Resume the interview excerpt about building a multitenant digital platform for restaurant brands, starting right after its final question.

SOURCE PASSAGE:
- - -
What architectural changes have you made?
We are building a true multitenant service-oriented architecture for digital capabilities, powered by a data platform to personalize the experience for a particular customer at a particular brand. This way, as we add more brands to the platform, we can deliver new features faster and cheaper, because we have already developed services around menu creation and pricing, for example.
We can deliver digital capabilities to a new brand in weeks—previously this would have taken several months. In the previous model, each brand would have had to develop new digital capabilities themselves, which they could not do because of the amount of investment required. We could add features to the platform, turn on for a single brand to A/B test/pilot and expand to all other brands or turn on that feature to all brands at once. We are talking about serverless functions, Kubernetes, containers, APIs, and services, all hosted in the cloud.
What was key to the cultural change necessary for this transformation?
We received a tremendous amount of support from leadership who knew that if technology, personalization, and data would be differentiating, we would need to build a new team. Eighty percent of my direct reports were hired in the last 18 to 24 months, and they come from a diverse list of industries, including hospitality, retail, and healthcare.
The brand leadership is critical to the cultural change as well. Each brand has a chief marketing officer, who oversees the guest experience. If you’re the SONIC CMO, you are thinking about how to engage a SONIC customer through the drive-in, which is very different than how the CMO at Buffalo Wild Wings, which is casual dining, is thinking about the customer. The CMOs ensure that the technology that goes into the brands enables brand uniqueness.
Another important part of our new culture is the “test and learn” approach, which has to happen in IT and in the brands. For contactless pay, for example, the brand had to get comfortable with the fact that the pilot solution would not be a fully integrated experience at first, and would be different from what they will experience when the solution is delivered at scale.
In moving to the new operating model, what would you have done differently?
- - -
DATA TO EXAMINE:

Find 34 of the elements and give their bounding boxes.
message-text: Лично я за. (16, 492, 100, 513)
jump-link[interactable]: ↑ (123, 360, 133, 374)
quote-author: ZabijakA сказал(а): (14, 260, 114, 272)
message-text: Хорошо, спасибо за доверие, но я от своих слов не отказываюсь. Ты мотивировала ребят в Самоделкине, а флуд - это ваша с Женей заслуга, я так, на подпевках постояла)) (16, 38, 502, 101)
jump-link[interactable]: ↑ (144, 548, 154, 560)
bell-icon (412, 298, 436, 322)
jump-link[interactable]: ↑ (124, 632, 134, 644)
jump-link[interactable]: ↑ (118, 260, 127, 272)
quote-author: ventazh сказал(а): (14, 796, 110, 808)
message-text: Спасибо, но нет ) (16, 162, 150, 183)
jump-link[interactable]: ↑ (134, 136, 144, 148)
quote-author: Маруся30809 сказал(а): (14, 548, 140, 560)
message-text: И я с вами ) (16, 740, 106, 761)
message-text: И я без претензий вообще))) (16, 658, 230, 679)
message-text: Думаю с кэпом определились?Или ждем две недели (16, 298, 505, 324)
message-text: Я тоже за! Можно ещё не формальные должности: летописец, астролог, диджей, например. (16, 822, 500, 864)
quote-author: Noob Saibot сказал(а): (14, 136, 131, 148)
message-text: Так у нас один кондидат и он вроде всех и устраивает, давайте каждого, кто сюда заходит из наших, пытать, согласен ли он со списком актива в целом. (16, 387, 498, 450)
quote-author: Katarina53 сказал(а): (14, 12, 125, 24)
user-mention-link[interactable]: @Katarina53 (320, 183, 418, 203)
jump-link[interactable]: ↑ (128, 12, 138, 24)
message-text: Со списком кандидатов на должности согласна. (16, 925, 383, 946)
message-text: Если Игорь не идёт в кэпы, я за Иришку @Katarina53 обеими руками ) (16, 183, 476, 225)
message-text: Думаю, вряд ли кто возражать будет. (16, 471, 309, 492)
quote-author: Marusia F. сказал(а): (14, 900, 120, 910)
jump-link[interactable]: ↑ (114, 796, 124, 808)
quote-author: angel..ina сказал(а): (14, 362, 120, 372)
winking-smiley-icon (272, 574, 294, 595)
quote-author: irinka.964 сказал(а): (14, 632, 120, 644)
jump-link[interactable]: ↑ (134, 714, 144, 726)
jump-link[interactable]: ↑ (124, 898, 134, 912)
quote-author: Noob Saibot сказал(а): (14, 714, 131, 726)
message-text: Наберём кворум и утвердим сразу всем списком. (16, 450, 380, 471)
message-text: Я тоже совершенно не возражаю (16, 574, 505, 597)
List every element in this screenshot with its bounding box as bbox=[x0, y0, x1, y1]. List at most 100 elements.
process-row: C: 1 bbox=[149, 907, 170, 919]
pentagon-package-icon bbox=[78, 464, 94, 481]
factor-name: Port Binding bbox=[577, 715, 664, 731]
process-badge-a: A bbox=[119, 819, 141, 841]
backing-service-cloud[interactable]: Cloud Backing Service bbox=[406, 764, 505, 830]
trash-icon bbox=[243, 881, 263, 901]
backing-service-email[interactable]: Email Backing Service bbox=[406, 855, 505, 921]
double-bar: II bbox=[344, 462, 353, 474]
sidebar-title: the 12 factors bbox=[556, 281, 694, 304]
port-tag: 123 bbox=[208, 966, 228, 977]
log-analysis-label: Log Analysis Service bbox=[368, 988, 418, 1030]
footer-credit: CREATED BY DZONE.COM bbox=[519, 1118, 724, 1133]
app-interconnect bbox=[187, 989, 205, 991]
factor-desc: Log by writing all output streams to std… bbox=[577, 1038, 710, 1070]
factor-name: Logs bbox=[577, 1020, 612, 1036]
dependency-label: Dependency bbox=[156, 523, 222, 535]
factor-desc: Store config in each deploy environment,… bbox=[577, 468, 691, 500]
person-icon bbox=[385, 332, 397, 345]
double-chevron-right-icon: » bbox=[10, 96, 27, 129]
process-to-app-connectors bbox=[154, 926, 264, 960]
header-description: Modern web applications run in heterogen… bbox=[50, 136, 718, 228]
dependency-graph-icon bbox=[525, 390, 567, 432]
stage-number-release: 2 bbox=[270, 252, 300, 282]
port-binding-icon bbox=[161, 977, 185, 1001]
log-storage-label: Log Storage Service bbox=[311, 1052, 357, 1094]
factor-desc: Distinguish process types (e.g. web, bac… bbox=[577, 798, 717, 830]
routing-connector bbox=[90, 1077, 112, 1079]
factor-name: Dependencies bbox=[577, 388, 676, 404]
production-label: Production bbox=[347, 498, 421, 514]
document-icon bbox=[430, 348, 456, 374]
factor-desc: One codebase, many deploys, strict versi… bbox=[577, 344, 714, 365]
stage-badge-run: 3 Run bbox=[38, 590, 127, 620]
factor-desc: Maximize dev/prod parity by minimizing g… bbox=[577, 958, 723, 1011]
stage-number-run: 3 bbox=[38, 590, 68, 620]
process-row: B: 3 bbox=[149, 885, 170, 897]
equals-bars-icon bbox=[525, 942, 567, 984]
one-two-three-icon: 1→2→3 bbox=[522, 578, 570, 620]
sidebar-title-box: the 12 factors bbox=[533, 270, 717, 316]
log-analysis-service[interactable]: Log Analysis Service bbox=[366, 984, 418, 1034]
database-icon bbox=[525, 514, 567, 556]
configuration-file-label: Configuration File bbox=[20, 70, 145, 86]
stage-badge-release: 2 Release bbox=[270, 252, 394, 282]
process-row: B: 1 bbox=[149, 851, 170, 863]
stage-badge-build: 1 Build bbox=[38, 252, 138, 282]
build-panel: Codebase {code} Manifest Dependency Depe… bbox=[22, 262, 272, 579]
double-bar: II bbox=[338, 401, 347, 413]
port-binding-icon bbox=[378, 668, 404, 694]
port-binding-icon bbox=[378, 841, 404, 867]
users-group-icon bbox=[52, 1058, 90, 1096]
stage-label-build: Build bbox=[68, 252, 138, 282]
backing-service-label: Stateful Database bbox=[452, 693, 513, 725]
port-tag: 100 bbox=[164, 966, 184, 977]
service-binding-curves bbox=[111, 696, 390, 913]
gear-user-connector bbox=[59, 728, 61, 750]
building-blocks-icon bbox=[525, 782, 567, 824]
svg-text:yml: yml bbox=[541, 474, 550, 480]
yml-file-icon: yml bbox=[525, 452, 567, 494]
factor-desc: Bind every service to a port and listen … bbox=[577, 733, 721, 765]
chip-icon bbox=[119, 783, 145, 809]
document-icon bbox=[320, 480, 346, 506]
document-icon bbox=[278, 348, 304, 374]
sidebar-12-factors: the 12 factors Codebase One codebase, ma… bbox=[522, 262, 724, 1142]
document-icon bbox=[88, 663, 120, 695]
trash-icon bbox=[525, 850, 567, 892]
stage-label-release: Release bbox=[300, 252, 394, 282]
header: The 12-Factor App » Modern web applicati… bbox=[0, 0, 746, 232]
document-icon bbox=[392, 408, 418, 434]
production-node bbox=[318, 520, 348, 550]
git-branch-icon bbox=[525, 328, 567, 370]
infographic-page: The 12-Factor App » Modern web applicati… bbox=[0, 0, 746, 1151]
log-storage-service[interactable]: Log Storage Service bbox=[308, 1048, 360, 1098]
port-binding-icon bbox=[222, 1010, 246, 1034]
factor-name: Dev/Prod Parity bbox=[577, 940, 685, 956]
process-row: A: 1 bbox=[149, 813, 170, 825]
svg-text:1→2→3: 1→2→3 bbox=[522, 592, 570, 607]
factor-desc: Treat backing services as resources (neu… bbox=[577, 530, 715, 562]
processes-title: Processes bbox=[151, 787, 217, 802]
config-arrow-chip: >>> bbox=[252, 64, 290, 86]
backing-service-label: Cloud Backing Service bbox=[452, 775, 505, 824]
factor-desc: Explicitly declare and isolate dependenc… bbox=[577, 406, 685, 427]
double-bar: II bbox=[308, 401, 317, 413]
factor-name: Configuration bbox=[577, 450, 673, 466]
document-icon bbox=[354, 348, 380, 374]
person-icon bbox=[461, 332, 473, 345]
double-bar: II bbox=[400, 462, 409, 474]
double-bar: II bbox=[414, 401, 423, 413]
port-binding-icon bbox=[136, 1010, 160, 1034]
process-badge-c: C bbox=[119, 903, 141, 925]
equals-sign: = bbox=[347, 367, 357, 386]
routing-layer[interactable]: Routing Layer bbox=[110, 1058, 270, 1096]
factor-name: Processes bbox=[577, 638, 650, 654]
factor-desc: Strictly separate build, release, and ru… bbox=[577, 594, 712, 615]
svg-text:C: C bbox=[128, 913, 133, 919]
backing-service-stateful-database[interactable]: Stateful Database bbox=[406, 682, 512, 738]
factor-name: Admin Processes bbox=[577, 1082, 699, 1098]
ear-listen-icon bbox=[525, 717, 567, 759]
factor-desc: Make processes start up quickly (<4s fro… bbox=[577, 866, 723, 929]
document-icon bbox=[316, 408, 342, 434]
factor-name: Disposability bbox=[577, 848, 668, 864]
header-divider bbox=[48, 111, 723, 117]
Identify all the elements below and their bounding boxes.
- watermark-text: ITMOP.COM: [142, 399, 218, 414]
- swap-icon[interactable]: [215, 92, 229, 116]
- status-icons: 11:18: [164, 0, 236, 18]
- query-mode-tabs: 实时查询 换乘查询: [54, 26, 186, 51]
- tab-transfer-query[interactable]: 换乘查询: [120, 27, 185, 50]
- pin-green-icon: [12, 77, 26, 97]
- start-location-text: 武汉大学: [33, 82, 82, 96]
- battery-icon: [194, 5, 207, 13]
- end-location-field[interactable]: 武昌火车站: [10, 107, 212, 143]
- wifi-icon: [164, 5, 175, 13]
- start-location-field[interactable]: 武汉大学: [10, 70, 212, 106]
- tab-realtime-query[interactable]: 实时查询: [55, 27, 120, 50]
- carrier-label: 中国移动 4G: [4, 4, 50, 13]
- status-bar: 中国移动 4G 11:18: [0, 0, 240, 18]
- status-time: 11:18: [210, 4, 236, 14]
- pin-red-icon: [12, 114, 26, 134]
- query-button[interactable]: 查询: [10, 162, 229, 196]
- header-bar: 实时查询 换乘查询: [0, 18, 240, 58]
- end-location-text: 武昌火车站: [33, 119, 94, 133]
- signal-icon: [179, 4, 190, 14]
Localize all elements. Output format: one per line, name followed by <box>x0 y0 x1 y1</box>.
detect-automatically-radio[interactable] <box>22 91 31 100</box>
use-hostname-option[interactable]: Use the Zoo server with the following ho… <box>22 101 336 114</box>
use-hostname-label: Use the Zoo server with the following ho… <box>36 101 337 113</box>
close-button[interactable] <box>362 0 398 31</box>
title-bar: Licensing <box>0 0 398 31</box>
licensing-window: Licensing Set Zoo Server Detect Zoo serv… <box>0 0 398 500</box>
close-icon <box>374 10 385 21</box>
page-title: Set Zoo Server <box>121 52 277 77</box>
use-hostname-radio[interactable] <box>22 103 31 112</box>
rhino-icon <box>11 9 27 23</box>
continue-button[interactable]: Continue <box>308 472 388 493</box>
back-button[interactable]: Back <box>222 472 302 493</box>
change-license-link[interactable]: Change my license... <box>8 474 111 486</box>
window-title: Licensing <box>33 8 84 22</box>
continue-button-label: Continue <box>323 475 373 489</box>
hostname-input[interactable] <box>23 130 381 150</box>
- - -
REPLY TO THE TASK:
When we acquired each brand, that brand had its own small IT team, and everybody knew each other. Looking back, I might have spent more time socializing the new operating model with the brands, so that they got more comfortable with the change before it started. In a three-year period, we went from the fifth-largest restaurant company in the U.S. to the second largest restaurant company in the U.S., which meant a lot of change for everyone. Knowing this, I would have done a little bit more upfront work, and shown the brands that we were not taking anything away from them—we were actually giving them more resources. I would have spent more time showing them how the model would benefit their employees and guests.
What advice do you have for CIOs looking to drive this kind of digital transformation?
You have to be able to tell the story of the new model in a way that makes sense to your stakeholders. If you were a business stakeholder, what story would you tell your customers or franchisees? The customers or franchisees don’t need to know that you are breaking down a monolithic application into a microservices architecture or going to the cloud for agility. They couldn’t care less. What they will respond to is: “How does it help the customer and your business? How can we make minimal investments to test out the concept before investing millions? But once we deliver it at scale, this is the value it will bring to your customers, employees, and your business.” Tell that story.